(PASSAGE FOR REVIEW Opens)
• The Optimizer’s Guide to Google Adwords: Understanding UTM codes

    A common problem with evaluating web traffic sent from advertising, such as Google Adwords, is knowing exactly where traffic is coming from. You often know the referring URL, but you rarely know more than that. It would be helpful to know exactly where people come from, even down to a specific ad or link you’ve published, because that knowledge will help you invest your marketing dollars more wisely in the future. If you know the accurate source of traffic, you can invest more in those sources that work, and less in those that don’t.

    For each ad you create in Google Adwords you choose a URL for your advertisement to link to, called a destination URL. In addition to the regular URL, you can also append other information called UTM tags that help you create very specific URLs which you can then track easily as people visit your web site or landing page. So not only will you know that someone clicked on your ad, you’ll know exactly which ad on which platform and as part of which campaign.

    Why should I use UTM tags?

    If you use Google Analytics in conjunction with  Google Adwords, putting UTM tags in your ad URLs can make your reports much more detailed and useful. Properly used UTM tags can tell you which marketing campaigns are successful, which are unsuccessful, and can help you to personalize content. You can create UTM tags to track all sorts information, from marketing campaigns to traffic sources to anything you can think of. Google Adwords also offers an auto-tagging feature that helps avoid manually tagging your links within the Google Adwords system, though you will still have to tag your links from other marketing sources like newsletters. If you truly want to optimize your marketing, getting as much traffic data as possible through the use of UTM codes is paramount.

    Here’s an illustration of the value of UTM tags: Let’s say your online business sells homemade soap. You are running a marketing push where you are trying to get people to learn about and buy your soap on your web site. You’ve set up a Google Adwords campaign, you have a mailing list, and you also paid for a few banner ads on Facebook as well as the website of SoapCommunity (the go-to website for people interested in homemade soap). You launch your campaign with two different ads (let’s call them hard-sell and soft-sell) on two different sites. You start getting all sorts of clicks in, but you don’t know which banner ads people are clicking on. Are they clicking on the hard-sell ads in Facebook or the soft-sell ads in SoapCommunity?

    The solution? Add UTM tags to your links that distinguish each ad and source from each other and start tracking which part of your campaign is successful.

    So what does a URL with UTM tags look like?

    http://www.example.com/page.html?utm_source=Other-Domain&utm_medium=Newsletter&utm_campaign=July-News

    • utm_source = the source of the link, like an email list or the search engine where you are running SEM ads.
    • utm_medium = the method of delivery used – an email, text ad, or a banner ad, for instance.
    • utm_campaign = the way you identify your different marketing campaign and promotions efforts.

    There are two additional tags you can use. The tag “utm_term” is used to identify paid keywords when using a pay-per-click advertising solution. “Utm_content” is used when trying to separate two ads based on their design or message.

    Getting Started

    Use this incredibly helpful URL Builder from Google to generate your links, and then start placing them in your emails, banner ads, and affiliate programs. Once your links are out there, your analytics will start telling you a lot more about where traffic is really coming from and who is converting. Knowing this data will help you improve your long-term marketing campaigns because you’ll know which ones are working and which ones are not.
(PASSAGE FOR REVIEW Closes)
(SOURCE INFORMATION Opens)
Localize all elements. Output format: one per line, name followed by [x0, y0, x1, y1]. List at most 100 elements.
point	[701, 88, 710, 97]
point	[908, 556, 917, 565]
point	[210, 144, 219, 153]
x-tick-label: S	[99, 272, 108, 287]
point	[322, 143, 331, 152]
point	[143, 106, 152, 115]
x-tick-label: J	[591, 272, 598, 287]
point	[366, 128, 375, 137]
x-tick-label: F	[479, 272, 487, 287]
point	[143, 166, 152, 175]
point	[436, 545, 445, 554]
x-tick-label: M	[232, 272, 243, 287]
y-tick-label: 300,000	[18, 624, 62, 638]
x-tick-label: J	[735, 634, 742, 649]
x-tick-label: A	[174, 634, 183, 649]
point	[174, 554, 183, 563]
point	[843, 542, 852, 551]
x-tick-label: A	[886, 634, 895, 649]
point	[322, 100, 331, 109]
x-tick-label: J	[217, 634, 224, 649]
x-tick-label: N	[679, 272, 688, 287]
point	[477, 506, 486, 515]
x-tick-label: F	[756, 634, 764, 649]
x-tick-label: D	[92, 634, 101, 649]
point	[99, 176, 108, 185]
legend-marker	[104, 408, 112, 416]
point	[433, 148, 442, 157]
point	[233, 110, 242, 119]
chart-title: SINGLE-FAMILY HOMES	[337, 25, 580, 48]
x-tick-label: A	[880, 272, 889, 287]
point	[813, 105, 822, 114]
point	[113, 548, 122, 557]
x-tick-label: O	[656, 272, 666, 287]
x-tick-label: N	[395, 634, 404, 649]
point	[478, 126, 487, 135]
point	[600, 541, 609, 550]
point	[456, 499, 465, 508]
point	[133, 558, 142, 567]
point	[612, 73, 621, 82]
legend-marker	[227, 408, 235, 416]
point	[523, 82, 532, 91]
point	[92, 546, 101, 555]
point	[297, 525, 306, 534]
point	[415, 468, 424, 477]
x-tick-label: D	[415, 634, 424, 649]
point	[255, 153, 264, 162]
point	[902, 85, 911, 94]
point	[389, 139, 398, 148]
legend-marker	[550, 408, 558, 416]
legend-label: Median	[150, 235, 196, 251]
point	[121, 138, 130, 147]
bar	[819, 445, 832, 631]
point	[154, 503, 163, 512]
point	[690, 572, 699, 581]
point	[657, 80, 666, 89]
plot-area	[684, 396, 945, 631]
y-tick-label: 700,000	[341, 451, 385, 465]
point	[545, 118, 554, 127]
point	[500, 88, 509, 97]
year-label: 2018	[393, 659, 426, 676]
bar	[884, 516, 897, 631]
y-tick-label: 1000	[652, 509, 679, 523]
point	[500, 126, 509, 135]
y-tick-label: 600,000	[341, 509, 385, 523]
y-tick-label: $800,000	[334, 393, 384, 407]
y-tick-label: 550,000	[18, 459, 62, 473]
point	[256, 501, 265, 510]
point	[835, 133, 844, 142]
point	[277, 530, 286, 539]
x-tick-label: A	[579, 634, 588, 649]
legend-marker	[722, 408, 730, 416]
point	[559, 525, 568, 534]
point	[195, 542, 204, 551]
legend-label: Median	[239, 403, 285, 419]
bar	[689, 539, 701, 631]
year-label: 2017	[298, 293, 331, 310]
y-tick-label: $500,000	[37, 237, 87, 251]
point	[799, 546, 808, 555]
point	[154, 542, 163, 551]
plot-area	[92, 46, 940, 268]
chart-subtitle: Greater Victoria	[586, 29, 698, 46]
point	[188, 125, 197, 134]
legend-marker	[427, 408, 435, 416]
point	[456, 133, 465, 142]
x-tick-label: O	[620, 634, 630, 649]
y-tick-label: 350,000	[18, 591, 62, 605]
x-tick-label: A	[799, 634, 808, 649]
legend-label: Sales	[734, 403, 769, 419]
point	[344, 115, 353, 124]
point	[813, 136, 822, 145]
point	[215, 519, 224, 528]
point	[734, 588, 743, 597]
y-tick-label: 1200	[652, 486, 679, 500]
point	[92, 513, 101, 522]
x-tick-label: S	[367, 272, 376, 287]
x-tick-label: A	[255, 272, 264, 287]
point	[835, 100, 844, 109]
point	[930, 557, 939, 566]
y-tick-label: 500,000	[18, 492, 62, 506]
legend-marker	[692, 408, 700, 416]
(SOURCE INFORMATION Closes)
## WORK INSTRUCTIONS:
Decide whether each statement agrees with the guide to UTM codes. Answer yes or no for each, and quote the words of the guide that decide it.
1. Google Adwords auto-tagging removes the need to tag links from newsletters.
2. The tag "utm_term" identifies paid keywords in pay-per-click advertising.
3. The utm_medium tag identifies the marketing campaign.

## RESULT OF THE EXERCISE:
1. No: "though you will still have to tag your links from other marketing sources like newsletters."
2. Yes: "The tag “utm_term” is used to identify paid keywords when using a pay-per-click advertising solution."
3. No: "utm_medium = the method of delivery used – an email, text ad, or a banner ad, for instance."